● **WHAT THE TASK REQUIRES**: Using the records provided below, locate and copy each line that contains the word "Construcciones".

● **TASK MATERIAL**:
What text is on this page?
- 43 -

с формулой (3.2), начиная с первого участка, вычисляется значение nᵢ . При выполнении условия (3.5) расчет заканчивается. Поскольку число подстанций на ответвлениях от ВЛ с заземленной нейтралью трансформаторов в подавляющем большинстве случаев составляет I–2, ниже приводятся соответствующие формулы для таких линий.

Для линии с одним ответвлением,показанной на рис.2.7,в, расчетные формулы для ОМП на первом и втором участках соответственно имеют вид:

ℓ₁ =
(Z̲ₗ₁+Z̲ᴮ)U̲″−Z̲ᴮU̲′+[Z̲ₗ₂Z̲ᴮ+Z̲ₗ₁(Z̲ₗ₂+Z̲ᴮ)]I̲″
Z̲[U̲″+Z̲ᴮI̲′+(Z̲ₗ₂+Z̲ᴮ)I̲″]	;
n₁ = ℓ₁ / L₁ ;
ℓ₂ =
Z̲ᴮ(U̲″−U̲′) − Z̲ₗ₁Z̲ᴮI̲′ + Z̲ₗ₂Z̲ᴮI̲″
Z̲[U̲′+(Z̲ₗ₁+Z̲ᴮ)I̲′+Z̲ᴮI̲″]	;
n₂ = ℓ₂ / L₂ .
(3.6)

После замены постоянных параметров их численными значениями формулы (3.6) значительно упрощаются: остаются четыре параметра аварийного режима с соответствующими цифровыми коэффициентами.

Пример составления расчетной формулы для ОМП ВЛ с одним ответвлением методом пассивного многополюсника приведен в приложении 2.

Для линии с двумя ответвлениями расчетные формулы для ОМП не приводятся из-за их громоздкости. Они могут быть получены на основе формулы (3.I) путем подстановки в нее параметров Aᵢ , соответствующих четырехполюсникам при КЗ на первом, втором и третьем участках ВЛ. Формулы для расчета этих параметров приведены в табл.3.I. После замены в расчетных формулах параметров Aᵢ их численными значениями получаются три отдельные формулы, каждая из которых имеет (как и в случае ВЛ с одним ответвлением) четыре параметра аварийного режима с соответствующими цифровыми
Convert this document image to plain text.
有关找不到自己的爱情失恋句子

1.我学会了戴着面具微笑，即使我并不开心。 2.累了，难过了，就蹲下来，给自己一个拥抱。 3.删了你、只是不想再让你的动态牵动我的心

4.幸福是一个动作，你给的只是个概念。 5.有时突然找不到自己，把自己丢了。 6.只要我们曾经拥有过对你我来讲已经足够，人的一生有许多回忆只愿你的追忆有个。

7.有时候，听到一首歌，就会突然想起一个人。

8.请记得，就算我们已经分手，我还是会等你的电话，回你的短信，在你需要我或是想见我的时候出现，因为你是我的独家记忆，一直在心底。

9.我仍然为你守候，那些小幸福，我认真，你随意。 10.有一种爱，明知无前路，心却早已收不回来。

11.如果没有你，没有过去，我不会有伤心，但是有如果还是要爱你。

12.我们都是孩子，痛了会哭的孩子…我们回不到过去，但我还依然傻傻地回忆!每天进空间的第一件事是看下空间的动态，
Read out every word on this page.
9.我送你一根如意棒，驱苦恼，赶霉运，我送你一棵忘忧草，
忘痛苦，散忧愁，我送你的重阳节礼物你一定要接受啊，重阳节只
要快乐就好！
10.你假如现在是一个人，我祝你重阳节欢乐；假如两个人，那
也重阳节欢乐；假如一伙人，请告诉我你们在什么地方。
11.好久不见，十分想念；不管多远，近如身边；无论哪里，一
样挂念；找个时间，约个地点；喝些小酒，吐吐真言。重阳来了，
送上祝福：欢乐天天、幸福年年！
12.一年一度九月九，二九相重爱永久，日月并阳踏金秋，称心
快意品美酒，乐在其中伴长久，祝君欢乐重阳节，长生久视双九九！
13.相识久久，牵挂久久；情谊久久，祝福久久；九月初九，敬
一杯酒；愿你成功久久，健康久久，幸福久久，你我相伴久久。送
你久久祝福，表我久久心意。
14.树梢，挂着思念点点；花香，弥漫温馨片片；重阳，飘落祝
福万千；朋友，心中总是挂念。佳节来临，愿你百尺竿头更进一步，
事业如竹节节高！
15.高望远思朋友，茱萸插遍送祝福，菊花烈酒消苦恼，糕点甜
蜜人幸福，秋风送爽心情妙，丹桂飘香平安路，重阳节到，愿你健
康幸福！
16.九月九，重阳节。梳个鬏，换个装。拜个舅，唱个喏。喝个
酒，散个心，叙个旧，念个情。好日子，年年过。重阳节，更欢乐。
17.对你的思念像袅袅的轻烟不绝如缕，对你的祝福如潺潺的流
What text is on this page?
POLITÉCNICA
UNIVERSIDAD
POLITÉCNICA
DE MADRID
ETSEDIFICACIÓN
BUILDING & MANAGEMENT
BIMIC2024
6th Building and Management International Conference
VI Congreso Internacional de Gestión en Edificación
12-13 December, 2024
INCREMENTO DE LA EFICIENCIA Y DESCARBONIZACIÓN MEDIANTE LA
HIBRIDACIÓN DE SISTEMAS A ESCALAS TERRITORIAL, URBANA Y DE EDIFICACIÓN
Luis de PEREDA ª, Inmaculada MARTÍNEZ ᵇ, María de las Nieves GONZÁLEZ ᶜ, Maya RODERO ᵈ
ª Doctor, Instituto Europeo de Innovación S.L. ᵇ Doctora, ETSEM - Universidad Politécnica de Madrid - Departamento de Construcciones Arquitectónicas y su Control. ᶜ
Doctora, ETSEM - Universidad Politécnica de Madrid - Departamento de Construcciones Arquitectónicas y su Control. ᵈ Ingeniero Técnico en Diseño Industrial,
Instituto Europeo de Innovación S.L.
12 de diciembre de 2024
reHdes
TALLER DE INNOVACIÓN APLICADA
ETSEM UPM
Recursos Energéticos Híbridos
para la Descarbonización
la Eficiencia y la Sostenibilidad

● **SOLUTION FOR THIS PROBLEM**:
ª Doctor, Instituto Europeo de Innovación S.L. ᵇ Doctora, ETSEM - Universidad Politécnica de Madrid - Departamento de Construcciones Arquitectónicas y su Control. ᶜ
Doctora, ETSEM - Universidad Politécnica de Madrid - Departamento de Construcciones Arquitectónicas y su Control. ᵈ Ingeniero Técnico en Diseño Industrial,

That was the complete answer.